(Exercise goal) Your task is to repeat all of the data exactly while excluding the pictures.
──────
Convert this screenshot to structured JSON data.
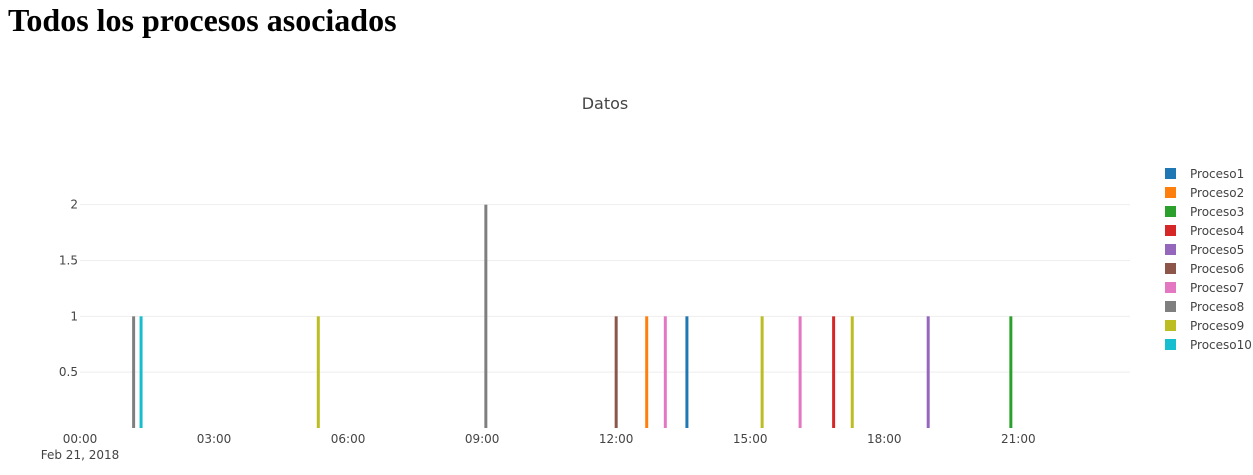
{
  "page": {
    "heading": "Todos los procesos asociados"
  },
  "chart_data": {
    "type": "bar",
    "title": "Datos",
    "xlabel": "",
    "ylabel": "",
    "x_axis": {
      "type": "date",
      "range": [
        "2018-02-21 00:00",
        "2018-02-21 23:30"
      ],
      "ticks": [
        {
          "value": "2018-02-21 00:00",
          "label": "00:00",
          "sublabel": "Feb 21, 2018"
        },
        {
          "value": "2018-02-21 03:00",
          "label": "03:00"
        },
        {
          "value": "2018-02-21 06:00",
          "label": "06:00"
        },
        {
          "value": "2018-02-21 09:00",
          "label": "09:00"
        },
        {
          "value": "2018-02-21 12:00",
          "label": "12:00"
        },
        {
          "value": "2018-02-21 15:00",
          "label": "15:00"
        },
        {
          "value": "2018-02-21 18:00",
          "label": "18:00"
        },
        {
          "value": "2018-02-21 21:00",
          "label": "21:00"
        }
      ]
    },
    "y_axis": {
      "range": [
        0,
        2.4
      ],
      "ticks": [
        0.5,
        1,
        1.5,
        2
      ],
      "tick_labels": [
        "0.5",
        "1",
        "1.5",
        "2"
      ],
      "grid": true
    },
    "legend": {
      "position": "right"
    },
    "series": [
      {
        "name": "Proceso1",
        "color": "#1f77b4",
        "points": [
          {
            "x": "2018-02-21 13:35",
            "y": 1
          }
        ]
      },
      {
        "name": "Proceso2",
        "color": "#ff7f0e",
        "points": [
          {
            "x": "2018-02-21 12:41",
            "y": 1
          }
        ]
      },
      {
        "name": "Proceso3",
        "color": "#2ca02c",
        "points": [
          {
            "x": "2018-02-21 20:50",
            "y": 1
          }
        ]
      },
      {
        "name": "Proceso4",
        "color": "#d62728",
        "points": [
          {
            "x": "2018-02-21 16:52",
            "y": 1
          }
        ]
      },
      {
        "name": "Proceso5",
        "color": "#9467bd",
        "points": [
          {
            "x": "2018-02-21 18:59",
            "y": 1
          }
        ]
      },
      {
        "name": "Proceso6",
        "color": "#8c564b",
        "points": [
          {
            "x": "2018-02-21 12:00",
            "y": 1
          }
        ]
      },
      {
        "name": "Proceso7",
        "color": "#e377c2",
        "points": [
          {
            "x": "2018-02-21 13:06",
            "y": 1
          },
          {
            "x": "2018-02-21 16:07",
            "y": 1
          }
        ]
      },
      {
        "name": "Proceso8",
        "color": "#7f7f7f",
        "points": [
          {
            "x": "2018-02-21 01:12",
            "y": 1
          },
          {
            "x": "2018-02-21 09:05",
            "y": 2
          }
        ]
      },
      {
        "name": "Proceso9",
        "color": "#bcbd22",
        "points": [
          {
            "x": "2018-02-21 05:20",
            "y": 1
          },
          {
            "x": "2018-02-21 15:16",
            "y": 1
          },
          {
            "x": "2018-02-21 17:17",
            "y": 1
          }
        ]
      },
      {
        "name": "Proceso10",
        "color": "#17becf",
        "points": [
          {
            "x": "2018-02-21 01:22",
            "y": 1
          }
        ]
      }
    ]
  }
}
──────
(Result)
Convert this screenshot to structured JSON data.
{
  "page": {
    "heading": "Todos los procesos asociados"
  },
  "chart_data": {
    "type": "bar",
    "title": "Datos",
    "xlabel": "",
    "ylabel": "",
    "x_axis": {
      "type": "date",
      "range": [
        "2018-02-21 00:00",
        "2018-02-21 23:30"
      ],
      "ticks": [
        {
          "value": "2018-02-21 00:00",
          "label": "00:00",
          "sublabel": "Feb 21, 2018"
        },
        {
          "value": "2018-02-21 03:00",
          "label": "03:00"
        },
        {
          "value": "2018-02-21 06:00",
          "label": "06:00"
        },
        {
          "value": "2018-02-21 09:00",
          "label": "09:00"
        },
        {
          "value": "2018-02-21 12:00",
          "label": "12:00"
        },
        {
          "value": "2018-02-21 15:00",
          "label": "15:00"
        },
        {
          "value": "2018-02-21 18:00",
          "label": "18:00"
        },
        {
          "value": "2018-02-21 21:00",
          "label": "21:00"
        }
      ]
    },
    "y_axis": {
      "range": [
        0,
        2.4
      ],
      "ticks": [
        0.5,
        1,
        1.5,
        2
      ],
      "tick_labels": [
        "0.5",
        "1",
        "1.5",
        "2"
      ],
      "grid": true
    },
    "legend": {
      "position": "right"
    },
    "series": [
      {
        "name": "Proceso1",
        "color": "#1f77b4",
        "points": [
          {
            "x": "2018-02-21 13:35",
            "y": 1
          }
        ]
      },
      {
        "name": "Proceso2",
        "color": "#ff7f0e",
        "points": [
          {
            "x": "2018-02-21 12:41",
            "y": 1
          }
        ]
      },
      {
        "name": "Proceso3",
        "color": "#2ca02c",
        "points": [
          {
            "x": "2018-02-21 20:50",
            "y": 1
          }
        ]
      },
      {
        "name": "Proceso4",
        "color": "#d62728",
        "points": [
          {
            "x": "2018-02-21 16:52",
            "y": 1
          }
        ]
      },
      {
        "name": "Proceso5",
        "color": "#9467bd",
        "points": [
          {
            "x": "2018-02-21 18:59",
            "y": 1
          }
        ]
      },
      {
        "name": "Proceso6",
        "color": "#8c564b",
        "points": [
          {
            "x": "2018-02-21 12:00",
            "y": 1
          }
        ]
      },
      {
        "name": "Proceso7",
        "color": "#e377c2",
        "points": [
          {
            "x": "2018-02-21 13:06",
            "y": 1
          },
          {
            "x": "2018-02-21 16:07",
            "y": 1
          }
        ]
      },
      {
        "name": "Proceso8",
        "color": "#7f7f7f",
        "points": [
          {
            "x": "2018-02-21 01:12",
            "y": 1
          },
          {
            "x": "2018-02-21 09:05",
            "y": 2
          }
        ]
      },
      {
        "name": "Proceso9",
        "color": "#bcbd22",
        "points": [
          {
            "x": "2018-02-21 05:20",
            "y": 1
          },
          {
            "x": "2018-02-21 15:16",
            "y": 1
          },
          {
            "x": "2018-02-21 17:17",
            "y": 1
          }
        ]
      },
      {
        "name": "Proceso10",
        "color": "#17becf",
        "points": [
          {
            "x": "2018-02-21 01:22",
            "y": 1
          }
        ]
      }
    ]
  }
}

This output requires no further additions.